→ **GIVEN RECORDS**:
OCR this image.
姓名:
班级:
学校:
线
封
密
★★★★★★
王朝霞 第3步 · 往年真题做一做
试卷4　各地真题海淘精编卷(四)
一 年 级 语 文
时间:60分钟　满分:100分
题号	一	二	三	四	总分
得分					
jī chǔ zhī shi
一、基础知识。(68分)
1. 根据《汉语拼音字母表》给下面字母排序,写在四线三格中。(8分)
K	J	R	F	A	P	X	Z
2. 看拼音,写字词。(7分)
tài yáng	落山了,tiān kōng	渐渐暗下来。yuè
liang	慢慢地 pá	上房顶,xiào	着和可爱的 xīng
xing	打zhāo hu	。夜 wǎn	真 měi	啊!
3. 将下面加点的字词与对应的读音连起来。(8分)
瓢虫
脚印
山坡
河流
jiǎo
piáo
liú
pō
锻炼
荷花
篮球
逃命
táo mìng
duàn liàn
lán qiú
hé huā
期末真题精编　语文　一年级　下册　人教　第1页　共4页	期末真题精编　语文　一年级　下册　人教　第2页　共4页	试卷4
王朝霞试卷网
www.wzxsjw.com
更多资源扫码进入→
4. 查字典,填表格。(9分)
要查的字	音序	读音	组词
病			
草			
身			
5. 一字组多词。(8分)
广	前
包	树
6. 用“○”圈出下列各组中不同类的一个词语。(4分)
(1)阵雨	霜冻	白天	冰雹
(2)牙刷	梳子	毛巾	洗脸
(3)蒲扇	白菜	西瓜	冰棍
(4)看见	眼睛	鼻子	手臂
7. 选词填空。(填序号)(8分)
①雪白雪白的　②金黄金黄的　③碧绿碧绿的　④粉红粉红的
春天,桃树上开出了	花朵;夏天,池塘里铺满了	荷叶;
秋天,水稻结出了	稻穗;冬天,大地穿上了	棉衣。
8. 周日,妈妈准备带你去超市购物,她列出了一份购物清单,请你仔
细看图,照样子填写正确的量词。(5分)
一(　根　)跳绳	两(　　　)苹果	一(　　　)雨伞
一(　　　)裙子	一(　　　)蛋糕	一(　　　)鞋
* * *
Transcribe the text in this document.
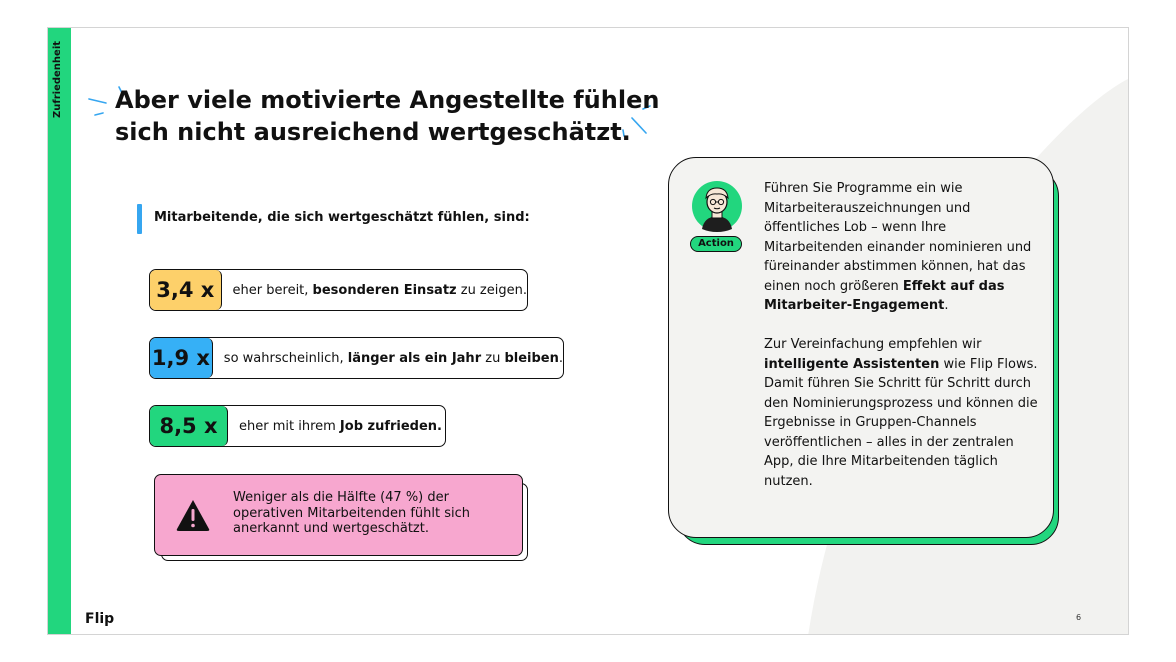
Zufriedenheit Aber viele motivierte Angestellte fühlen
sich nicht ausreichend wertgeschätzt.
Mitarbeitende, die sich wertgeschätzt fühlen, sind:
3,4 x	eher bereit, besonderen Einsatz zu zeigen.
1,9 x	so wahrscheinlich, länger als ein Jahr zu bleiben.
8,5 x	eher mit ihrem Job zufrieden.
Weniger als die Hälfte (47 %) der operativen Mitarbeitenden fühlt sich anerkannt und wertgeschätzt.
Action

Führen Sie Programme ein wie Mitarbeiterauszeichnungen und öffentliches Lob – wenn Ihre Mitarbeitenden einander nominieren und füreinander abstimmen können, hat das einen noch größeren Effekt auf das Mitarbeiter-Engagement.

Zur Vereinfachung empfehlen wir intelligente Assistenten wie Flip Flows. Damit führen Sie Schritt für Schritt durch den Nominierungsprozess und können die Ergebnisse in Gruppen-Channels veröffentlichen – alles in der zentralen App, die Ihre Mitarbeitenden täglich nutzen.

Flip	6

→ **THE EXERCISE**: Count the lines in the records above that contain the word "sich", and reply with only that number.

→ **ANSWER**: 3